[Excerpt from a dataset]
************

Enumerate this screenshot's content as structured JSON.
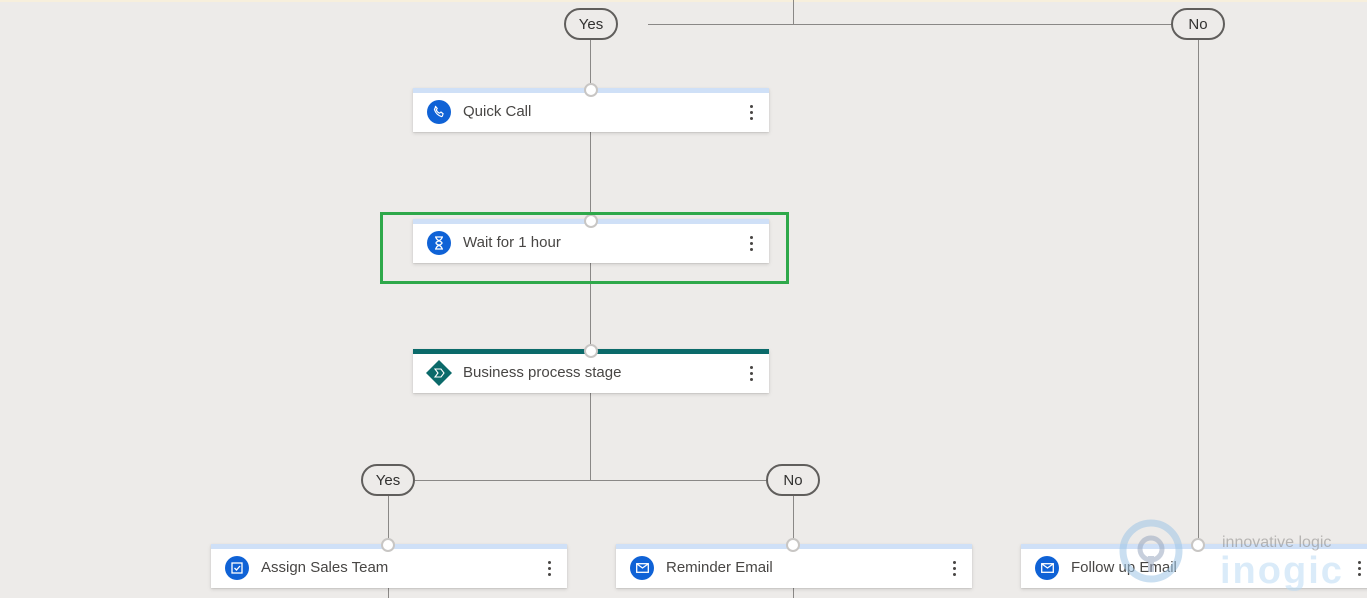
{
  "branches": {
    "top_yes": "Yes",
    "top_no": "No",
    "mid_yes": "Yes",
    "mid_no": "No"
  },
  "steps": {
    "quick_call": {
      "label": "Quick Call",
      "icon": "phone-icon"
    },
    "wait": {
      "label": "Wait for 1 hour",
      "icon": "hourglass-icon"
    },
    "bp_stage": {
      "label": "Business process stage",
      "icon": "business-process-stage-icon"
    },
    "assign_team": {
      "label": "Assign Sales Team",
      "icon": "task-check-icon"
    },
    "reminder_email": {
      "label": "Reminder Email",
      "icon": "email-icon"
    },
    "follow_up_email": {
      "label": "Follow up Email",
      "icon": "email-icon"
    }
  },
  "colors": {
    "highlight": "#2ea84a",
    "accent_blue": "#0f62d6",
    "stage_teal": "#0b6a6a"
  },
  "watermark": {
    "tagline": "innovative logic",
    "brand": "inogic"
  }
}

************

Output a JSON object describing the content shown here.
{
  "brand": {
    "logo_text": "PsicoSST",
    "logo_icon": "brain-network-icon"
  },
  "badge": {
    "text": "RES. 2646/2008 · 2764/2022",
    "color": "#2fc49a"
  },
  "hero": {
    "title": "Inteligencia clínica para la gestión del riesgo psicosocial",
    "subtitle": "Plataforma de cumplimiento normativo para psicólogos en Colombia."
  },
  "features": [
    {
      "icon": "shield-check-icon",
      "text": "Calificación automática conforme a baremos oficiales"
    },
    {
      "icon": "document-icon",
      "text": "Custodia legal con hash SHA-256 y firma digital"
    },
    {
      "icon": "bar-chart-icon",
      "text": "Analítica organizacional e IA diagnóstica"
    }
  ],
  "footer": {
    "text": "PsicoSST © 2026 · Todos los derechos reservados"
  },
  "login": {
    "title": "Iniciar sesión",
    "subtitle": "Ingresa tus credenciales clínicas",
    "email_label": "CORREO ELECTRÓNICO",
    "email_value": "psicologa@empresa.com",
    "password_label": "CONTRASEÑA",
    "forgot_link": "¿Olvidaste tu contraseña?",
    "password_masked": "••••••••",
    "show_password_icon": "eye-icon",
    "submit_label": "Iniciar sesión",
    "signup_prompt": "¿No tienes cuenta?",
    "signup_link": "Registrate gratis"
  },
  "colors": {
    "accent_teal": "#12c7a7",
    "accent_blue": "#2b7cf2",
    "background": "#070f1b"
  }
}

************

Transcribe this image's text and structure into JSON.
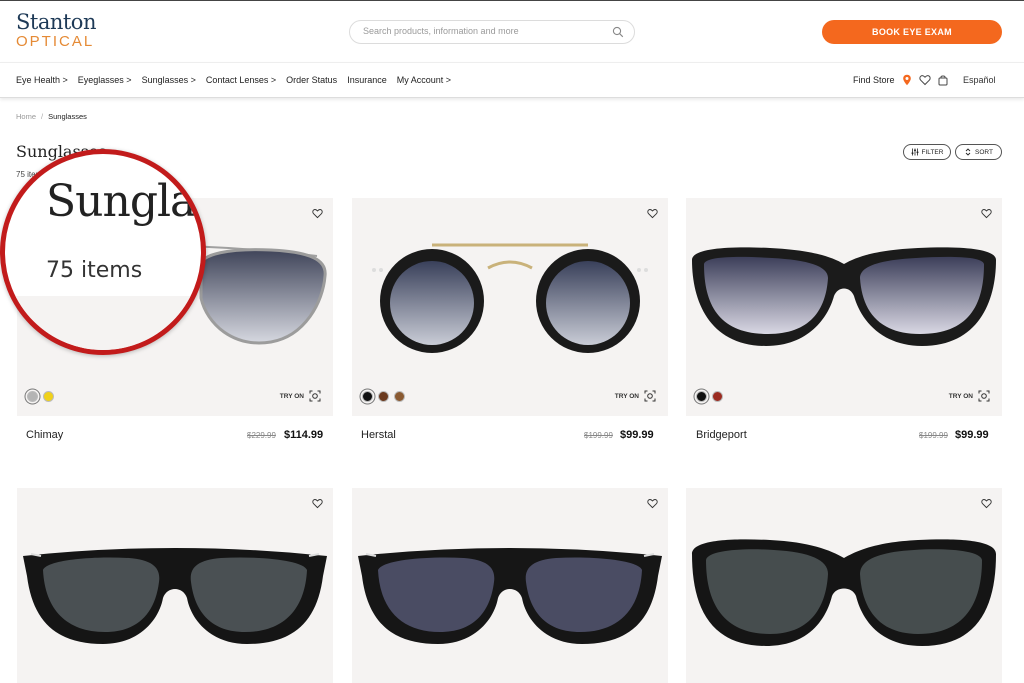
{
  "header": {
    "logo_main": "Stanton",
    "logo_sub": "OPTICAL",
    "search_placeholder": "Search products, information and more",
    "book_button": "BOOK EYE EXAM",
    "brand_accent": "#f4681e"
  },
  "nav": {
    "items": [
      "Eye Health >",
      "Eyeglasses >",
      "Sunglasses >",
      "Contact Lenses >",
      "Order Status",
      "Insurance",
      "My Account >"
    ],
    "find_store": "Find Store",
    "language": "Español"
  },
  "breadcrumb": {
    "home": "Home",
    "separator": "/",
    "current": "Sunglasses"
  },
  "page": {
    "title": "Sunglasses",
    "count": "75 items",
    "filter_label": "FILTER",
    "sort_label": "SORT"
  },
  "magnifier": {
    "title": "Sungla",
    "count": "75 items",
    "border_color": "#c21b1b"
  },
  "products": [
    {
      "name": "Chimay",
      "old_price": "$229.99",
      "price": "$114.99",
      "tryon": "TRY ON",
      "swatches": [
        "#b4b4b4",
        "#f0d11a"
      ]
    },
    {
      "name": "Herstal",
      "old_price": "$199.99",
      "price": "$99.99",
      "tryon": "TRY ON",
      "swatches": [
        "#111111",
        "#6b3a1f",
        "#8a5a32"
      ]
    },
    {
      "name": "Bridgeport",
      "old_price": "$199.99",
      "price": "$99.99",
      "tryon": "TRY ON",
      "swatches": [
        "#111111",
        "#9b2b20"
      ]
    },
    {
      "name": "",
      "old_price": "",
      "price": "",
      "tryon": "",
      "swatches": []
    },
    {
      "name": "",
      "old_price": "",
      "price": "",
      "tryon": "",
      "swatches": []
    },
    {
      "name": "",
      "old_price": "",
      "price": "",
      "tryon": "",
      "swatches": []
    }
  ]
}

************

PROBLEM DETAILS:
Count every line of the records that holds the string "check". Write only the total.

REPLY TO THE TASK:
2